#### Direction:
Print exactly the lines from the one containing "What does this" through the last line of the listing, both included.

#### Given entries:
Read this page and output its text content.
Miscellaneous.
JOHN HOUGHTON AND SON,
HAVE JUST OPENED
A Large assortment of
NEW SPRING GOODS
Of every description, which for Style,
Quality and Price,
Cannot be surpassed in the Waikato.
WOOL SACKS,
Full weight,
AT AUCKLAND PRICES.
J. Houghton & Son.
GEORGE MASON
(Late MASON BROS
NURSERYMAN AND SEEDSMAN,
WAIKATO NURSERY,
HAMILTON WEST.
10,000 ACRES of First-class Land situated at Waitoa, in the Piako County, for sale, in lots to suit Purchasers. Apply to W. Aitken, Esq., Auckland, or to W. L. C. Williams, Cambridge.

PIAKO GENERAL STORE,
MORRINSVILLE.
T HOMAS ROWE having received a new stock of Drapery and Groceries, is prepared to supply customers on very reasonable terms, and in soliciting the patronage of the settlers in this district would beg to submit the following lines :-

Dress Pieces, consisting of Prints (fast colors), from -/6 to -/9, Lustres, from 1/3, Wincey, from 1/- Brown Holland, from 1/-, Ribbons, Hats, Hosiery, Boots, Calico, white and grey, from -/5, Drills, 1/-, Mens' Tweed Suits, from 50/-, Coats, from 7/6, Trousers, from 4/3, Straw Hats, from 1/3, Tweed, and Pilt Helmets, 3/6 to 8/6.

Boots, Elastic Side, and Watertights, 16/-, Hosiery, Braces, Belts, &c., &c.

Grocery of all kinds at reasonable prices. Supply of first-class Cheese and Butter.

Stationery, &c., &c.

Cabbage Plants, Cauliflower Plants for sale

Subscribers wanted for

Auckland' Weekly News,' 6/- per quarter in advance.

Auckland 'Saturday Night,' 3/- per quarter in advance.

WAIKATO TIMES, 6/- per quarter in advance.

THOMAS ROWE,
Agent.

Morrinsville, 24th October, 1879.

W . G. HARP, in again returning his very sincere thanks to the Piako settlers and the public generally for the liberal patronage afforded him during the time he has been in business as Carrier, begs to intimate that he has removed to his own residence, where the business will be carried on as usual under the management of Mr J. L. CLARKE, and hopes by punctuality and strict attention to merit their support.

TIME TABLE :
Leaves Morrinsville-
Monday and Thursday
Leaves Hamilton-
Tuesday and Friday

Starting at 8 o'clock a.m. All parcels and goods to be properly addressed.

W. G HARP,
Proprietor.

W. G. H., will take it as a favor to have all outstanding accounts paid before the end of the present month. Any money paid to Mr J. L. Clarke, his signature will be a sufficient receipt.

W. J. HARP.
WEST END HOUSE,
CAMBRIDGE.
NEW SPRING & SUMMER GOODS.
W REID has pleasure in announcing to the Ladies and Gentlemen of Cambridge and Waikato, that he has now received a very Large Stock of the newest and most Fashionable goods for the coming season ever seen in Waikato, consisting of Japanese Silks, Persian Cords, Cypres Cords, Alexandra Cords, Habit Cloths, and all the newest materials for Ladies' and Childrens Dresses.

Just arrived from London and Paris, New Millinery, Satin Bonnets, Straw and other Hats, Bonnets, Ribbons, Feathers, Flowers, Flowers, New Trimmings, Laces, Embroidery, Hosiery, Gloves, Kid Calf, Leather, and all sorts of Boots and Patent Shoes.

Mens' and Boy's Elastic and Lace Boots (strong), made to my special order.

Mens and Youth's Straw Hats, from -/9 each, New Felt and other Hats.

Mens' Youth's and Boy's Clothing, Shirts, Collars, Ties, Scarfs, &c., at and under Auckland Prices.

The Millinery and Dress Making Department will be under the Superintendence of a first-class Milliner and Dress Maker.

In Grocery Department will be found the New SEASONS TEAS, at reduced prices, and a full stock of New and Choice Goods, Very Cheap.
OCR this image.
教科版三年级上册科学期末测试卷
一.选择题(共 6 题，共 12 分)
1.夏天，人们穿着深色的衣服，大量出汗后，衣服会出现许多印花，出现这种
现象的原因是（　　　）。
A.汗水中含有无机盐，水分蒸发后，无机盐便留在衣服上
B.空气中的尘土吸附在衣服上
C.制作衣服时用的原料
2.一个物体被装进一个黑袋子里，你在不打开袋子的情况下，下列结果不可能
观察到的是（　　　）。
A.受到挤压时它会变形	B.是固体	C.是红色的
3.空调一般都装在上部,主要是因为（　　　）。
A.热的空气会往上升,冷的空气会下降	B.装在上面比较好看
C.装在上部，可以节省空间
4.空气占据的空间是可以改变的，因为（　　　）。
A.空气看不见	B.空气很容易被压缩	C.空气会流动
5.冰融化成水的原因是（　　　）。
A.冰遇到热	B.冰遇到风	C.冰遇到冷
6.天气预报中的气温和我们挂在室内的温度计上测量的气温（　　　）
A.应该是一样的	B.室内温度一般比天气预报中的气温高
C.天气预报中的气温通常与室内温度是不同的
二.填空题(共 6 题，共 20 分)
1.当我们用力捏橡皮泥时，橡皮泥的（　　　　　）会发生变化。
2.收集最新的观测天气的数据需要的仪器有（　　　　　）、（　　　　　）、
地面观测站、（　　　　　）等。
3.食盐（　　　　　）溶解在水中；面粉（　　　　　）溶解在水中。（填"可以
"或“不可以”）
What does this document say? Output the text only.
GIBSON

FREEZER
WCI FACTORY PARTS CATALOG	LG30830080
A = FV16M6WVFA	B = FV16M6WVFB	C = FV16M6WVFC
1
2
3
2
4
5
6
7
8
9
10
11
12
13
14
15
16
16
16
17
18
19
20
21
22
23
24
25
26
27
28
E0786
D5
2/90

#### Finished task:
What does this document say? Output the text only.
GIBSON

FREEZER
WCI FACTORY PARTS CATALOG	LG30830080
A = FV16M6WVFA	B = FV16M6WVFB	C = FV16M6WVFC
1
2
3
2
4
5
6
7
8
9
10
11
12
13
14
15
16
16
16
17
18
19
20
21
22
23
24
25
26
27
28
E0786
D5
2/90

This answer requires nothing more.